Task directions:
Wherever a line in the data below holds "name", copy that line.

┌────────

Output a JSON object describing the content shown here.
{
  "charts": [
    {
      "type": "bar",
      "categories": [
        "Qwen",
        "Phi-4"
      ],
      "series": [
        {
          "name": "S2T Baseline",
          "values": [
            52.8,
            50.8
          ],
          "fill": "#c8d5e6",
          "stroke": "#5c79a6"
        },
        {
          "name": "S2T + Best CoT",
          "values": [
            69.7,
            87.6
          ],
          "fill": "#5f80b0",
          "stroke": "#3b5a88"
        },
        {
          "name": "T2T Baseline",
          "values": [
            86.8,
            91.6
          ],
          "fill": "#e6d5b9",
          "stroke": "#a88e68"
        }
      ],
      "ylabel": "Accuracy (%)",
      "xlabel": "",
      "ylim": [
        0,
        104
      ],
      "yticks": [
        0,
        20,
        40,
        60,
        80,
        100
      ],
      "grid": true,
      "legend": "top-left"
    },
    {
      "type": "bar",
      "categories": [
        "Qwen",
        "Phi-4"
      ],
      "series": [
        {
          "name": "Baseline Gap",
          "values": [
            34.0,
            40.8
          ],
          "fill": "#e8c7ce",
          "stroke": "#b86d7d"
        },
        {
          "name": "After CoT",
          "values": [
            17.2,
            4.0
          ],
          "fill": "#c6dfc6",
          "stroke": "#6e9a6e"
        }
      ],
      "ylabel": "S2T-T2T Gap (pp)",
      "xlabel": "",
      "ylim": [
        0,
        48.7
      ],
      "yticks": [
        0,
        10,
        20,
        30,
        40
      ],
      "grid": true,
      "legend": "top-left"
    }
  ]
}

└────────

Exercise solution:
          "name": "S2T Baseline",
          "name": "S2T + Best CoT",
          "name": "T2T Baseline",
          "name": "Baseline Gap",
          "name": "After CoT",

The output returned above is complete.